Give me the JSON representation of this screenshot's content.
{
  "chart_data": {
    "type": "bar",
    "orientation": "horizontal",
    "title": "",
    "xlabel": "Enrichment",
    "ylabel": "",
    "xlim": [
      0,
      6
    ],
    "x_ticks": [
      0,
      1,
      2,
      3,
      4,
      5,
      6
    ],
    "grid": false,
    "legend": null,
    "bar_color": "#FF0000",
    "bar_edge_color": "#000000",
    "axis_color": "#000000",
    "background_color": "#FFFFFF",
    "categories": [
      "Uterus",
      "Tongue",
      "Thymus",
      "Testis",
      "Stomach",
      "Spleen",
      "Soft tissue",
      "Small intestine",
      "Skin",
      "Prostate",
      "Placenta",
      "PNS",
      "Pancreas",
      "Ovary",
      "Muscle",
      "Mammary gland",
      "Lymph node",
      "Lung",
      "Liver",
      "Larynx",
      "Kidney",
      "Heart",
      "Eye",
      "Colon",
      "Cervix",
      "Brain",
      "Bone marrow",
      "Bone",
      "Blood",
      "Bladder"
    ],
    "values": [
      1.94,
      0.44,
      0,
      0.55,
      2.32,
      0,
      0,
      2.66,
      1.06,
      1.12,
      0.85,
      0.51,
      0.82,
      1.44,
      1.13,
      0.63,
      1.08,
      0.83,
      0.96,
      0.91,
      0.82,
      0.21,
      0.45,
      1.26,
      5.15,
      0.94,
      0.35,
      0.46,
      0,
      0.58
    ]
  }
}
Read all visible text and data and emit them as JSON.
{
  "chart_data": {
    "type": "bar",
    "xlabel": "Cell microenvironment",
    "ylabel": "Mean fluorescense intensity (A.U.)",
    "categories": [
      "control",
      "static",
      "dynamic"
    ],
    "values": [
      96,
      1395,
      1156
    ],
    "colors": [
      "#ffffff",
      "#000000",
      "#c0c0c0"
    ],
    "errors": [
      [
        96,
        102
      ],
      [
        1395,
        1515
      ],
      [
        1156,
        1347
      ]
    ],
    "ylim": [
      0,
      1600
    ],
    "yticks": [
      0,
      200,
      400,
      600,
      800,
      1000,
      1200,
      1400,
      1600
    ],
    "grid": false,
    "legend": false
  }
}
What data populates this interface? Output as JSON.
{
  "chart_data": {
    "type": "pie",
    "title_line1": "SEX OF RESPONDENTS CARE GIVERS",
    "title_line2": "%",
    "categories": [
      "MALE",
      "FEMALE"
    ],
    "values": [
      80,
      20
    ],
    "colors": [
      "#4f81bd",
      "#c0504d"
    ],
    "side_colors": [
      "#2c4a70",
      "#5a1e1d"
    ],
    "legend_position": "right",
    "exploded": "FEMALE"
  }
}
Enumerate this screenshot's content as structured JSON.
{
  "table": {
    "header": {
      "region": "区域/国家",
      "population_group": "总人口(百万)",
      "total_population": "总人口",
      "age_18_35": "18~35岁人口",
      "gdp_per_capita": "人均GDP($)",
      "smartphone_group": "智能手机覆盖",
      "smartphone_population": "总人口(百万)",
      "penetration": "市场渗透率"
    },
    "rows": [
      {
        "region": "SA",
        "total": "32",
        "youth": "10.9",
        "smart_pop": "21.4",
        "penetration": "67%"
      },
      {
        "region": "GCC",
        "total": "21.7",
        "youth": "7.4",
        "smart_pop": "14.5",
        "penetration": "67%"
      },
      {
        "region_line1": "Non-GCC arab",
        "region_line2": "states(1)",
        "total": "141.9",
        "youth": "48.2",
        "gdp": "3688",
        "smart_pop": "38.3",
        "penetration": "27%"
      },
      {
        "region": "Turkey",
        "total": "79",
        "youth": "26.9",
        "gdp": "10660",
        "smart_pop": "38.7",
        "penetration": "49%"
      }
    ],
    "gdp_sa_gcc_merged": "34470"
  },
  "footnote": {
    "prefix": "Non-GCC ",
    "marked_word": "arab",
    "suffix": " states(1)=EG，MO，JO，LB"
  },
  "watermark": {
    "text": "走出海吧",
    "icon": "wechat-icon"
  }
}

■ ■ ■ ■

Reproduce the material above without altering a single character.

Exercise output
Give me the JSON representation of this screenshot's content.
{
  "chart_data": {
    "type": "bar",
    "orientation": "horizontal",
    "title": "",
    "xlabel": "Enrichment",
    "ylabel": "",
    "xlim": [
      0,
      6
    ],
    "x_ticks": [
      0,
      1,
      2,
      3,
      4,
      5,
      6
    ],
    "grid": false,
    "legend": null,
    "bar_color": "#FF0000",
    "bar_edge_color": "#000000",
    "axis_color": "#000000",
    "background_color": "#FFFFFF",
    "categories": [
      "Uterus",
      "Tongue",
      "Thymus",
      "Testis",
      "Stomach",
      "Spleen",
      "Soft tissue",
      "Small intestine",
      "Skin",
      "Prostate",
      "Placenta",
      "PNS",
      "Pancreas",
      "Ovary",
      "Muscle",
      "Mammary gland",
      "Lymph node",
      "Lung",
      "Liver",
      "Larynx",
      "Kidney",
      "Heart",
      "Eye",
      "Colon",
      "Cervix",
      "Brain",
      "Bone marrow",
      "Bone",
      "Blood",
      "Bladder"
    ],
    "values": [
      1.94,
      0.44,
      0,
      0.55,
      2.32,
      0,
      0,
      2.66,
      1.06,
      1.12,
      0.85,
      0.51,
      0.82,
      1.44,
      1.13,
      0.63,
      1.08,
      0.83,
      0.96,
      0.91,
      0.82,
      0.21,
      0.45,
      1.26,
      5.15,
      0.94,
      0.35,
      0.46,
      0,
      0.58
    ]
  }
}
Read all visible text and data and emit them as JSON.
{
  "chart_data": {
    "type": "bar",
    "xlabel": "Cell microenvironment",
    "ylabel": "Mean fluorescense intensity (A.U.)",
    "categories": [
      "control",
      "static",
      "dynamic"
    ],
    "values": [
      96,
      1395,
      1156
    ],
    "colors": [
      "#ffffff",
      "#000000",
      "#c0c0c0"
    ],
    "errors": [
      [
        96,
        102
      ],
      [
        1395,
        1515
      ],
      [
        1156,
        1347
      ]
    ],
    "ylim": [
      0,
      1600
    ],
    "yticks": [
      0,
      200,
      400,
      600,
      800,
      1000,
      1200,
      1400,
      1600
    ],
    "grid": false,
    "legend": false
  }
}
What data populates this interface? Output as JSON.
{
  "chart_data": {
    "type": "pie",
    "title_line1": "SEX OF RESPONDENTS CARE GIVERS",
    "title_line2": "%",
    "categories": [
      "MALE",
      "FEMALE"
    ],
    "values": [
      80,
      20
    ],
    "colors": [
      "#4f81bd",
      "#c0504d"
    ],
    "side_colors": [
      "#2c4a70",
      "#5a1e1d"
    ],
    "legend_position": "right",
    "exploded": "FEMALE"
  }
}
Enumerate this screenshot's content as structured JSON.
{
  "table": {
    "header": {
      "region": "区域/国家",
      "population_group": "总人口(百万)",
      "total_population": "总人口",
      "age_18_35": "18~35岁人口",
      "gdp_per_capita": "人均GDP($)",
      "smartphone_group": "智能手机覆盖",
      "smartphone_population": "总人口(百万)",
      "penetration": "市场渗透率"
    },
    "rows": [
      {
        "region": "SA",
        "total": "32",
        "youth": "10.9",
        "smart_pop": "21.4",
        "penetration": "67%"
      },
      {
        "region": "GCC",
        "total": "21.7",
        "youth": "7.4",
        "smart_pop": "14.5",
        "penetration": "67%"
      },
      {
        "region_line1": "Non-GCC arab",
        "region_line2": "states(1)",
        "total": "141.9",
        "youth": "48.2",
        "gdp": "3688",
        "smart_pop": "38.3",
        "penetration": "27%"
      },
      {
        "region": "Turkey",
        "total": "79",
        "youth": "26.9",
        "gdp": "10660",
        "smart_pop": "38.7",
        "penetration": "49%"
      }
    ],
    "gdp_sa_gcc_merged": "34470"
  },
  "footnote": {
    "prefix": "Non-GCC ",
    "marked_word": "arab",
    "suffix": " states(1)=EG，MO，JO，LB"
  },
  "watermark": {
    "text": "走出海吧",
    "icon": "wechat-icon"
  }
}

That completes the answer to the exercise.